= WHAT IS NEEDED =
Reproduce each line of the material precisely.

= PROVIDED RECORDS =

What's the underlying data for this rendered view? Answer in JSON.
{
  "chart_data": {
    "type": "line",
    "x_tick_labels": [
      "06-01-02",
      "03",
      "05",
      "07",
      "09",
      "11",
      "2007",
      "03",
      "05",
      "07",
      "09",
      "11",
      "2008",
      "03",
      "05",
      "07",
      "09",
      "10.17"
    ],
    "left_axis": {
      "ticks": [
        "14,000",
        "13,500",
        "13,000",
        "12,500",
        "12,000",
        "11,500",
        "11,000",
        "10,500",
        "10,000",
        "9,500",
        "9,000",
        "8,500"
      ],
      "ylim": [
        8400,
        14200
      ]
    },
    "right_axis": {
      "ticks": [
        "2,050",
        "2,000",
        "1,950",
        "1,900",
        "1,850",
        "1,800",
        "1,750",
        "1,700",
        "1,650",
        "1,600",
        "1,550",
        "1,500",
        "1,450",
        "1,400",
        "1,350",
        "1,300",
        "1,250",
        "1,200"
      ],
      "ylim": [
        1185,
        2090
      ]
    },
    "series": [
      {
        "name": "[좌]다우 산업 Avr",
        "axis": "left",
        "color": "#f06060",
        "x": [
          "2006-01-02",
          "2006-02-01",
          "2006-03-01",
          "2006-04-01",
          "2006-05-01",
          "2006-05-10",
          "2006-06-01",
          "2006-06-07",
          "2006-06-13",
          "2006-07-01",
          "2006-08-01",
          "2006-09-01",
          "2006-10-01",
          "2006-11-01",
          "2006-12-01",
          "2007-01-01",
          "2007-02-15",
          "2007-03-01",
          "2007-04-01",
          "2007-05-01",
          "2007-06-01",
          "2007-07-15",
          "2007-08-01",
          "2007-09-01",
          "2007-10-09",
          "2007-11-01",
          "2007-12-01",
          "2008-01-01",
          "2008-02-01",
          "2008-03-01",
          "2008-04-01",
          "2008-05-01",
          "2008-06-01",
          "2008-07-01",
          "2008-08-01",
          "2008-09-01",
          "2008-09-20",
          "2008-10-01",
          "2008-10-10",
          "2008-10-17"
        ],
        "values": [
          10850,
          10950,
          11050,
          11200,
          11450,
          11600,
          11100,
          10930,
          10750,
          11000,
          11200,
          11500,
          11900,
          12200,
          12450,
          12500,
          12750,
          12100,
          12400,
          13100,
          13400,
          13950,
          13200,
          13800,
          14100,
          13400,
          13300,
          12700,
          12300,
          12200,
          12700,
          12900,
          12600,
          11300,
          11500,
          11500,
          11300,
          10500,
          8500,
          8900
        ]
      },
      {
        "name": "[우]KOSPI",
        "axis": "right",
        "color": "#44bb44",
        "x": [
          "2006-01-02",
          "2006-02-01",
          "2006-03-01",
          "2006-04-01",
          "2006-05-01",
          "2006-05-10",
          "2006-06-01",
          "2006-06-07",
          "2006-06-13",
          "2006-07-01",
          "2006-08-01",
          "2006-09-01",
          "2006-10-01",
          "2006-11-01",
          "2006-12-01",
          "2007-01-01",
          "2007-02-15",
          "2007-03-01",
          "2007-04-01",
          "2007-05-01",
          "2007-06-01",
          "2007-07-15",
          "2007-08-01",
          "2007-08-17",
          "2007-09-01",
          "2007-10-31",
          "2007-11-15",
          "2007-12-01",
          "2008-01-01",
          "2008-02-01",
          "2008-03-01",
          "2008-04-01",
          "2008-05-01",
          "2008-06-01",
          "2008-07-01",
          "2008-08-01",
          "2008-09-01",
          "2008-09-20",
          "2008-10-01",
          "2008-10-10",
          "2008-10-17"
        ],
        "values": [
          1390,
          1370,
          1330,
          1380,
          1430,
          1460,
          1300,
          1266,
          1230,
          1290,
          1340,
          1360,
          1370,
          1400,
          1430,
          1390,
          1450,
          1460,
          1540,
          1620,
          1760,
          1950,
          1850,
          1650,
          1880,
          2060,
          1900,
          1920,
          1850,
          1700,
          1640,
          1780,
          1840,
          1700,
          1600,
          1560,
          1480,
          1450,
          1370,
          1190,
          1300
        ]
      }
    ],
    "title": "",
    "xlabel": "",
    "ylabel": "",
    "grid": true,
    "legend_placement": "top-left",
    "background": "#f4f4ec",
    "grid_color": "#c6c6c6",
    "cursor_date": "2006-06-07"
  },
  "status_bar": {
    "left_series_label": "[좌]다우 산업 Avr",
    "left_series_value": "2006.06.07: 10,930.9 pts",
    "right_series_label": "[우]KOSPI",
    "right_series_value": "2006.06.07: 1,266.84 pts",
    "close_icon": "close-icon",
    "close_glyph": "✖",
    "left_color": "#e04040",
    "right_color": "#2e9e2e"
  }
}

= RESPONSE BELOW =
What's the underlying data for this rendered view? Answer in JSON.
{
  "chart_data": {
    "type": "line",
    "x_tick_labels": [
      "06-01-02",
      "03",
      "05",
      "07",
      "09",
      "11",
      "2007",
      "03",
      "05",
      "07",
      "09",
      "11",
      "2008",
      "03",
      "05",
      "07",
      "09",
      "10.17"
    ],
    "left_axis": {
      "ticks": [
        "14,000",
        "13,500",
        "13,000",
        "12,500",
        "12,000",
        "11,500",
        "11,000",
        "10,500",
        "10,000",
        "9,500",
        "9,000",
        "8,500"
      ],
      "ylim": [
        8400,
        14200
      ]
    },
    "right_axis": {
      "ticks": [
        "2,050",
        "2,000",
        "1,950",
        "1,900",
        "1,850",
        "1,800",
        "1,750",
        "1,700",
        "1,650",
        "1,600",
        "1,550",
        "1,500",
        "1,450",
        "1,400",
        "1,350",
        "1,300",
        "1,250",
        "1,200"
      ],
      "ylim": [
        1185,
        2090
      ]
    },
    "series": [
      {
        "name": "[좌]다우 산업 Avr",
        "axis": "left",
        "color": "#f06060",
        "x": [
          "2006-01-02",
          "2006-02-01",
          "2006-03-01",
          "2006-04-01",
          "2006-05-01",
          "2006-05-10",
          "2006-06-01",
          "2006-06-07",
          "2006-06-13",
          "2006-07-01",
          "2006-08-01",
          "2006-09-01",
          "2006-10-01",
          "2006-11-01",
          "2006-12-01",
          "2007-01-01",
          "2007-02-15",
          "2007-03-01",
          "2007-04-01",
          "2007-05-01",
          "2007-06-01",
          "2007-07-15",
          "2007-08-01",
          "2007-09-01",
          "2007-10-09",
          "2007-11-01",
          "2007-12-01",
          "2008-01-01",
          "2008-02-01",
          "2008-03-01",
          "2008-04-01",
          "2008-05-01",
          "2008-06-01",
          "2008-07-01",
          "2008-08-01",
          "2008-09-01",
          "2008-09-20",
          "2008-10-01",
          "2008-10-10",
          "2008-10-17"
        ],
        "values": [
          10850,
          10950,
          11050,
          11200,
          11450,
          11600,
          11100,
          10930,
          10750,
          11000,
          11200,
          11500,
          11900,
          12200,
          12450,
          12500,
          12750,
          12100,
          12400,
          13100,
          13400,
          13950,
          13200,
          13800,
          14100,
          13400,
          13300,
          12700,
          12300,
          12200,
          12700,
          12900,
          12600,
          11300,
          11500,
          11500,
          11300,
          10500,
          8500,
          8900
        ]
      },
      {
        "name": "[우]KOSPI",
        "axis": "right",
        "color": "#44bb44",
        "x": [
          "2006-01-02",
          "2006-02-01",
          "2006-03-01",
          "2006-04-01",
          "2006-05-01",
          "2006-05-10",
          "2006-06-01",
          "2006-06-07",
          "2006-06-13",
          "2006-07-01",
          "2006-08-01",
          "2006-09-01",
          "2006-10-01",
          "2006-11-01",
          "2006-12-01",
          "2007-01-01",
          "2007-02-15",
          "2007-03-01",
          "2007-04-01",
          "2007-05-01",
          "2007-06-01",
          "2007-07-15",
          "2007-08-01",
          "2007-08-17",
          "2007-09-01",
          "2007-10-31",
          "2007-11-15",
          "2007-12-01",
          "2008-01-01",
          "2008-02-01",
          "2008-03-01",
          "2008-04-01",
          "2008-05-01",
          "2008-06-01",
          "2008-07-01",
          "2008-08-01",
          "2008-09-01",
          "2008-09-20",
          "2008-10-01",
          "2008-10-10",
          "2008-10-17"
        ],
        "values": [
          1390,
          1370,
          1330,
          1380,
          1430,
          1460,
          1300,
          1266,
          1230,
          1290,
          1340,
          1360,
          1370,
          1400,
          1430,
          1390,
          1450,
          1460,
          1540,
          1620,
          1760,
          1950,
          1850,
          1650,
          1880,
          2060,
          1900,
          1920,
          1850,
          1700,
          1640,
          1780,
          1840,
          1700,
          1600,
          1560,
          1480,
          1450,
          1370,
          1190,
          1300
        ]
      }
    ],
    "title": "",
    "xlabel": "",
    "ylabel": "",
    "grid": true,
    "legend_placement": "top-left",
    "background": "#f4f4ec",
    "grid_color": "#c6c6c6",
    "cursor_date": "2006-06-07"
  },
  "status_bar": {
    "left_series_label": "[좌]다우 산업 Avr",
    "left_series_value": "2006.06.07: 10,930.9 pts",
    "right_series_label": "[우]KOSPI",
    "right_series_value": "2006.06.07: 1,266.84 pts",
    "close_icon": "close-icon",
    "close_glyph": "✖",
    "left_color": "#e04040",
    "right_color": "#2e9e2e"
  }
}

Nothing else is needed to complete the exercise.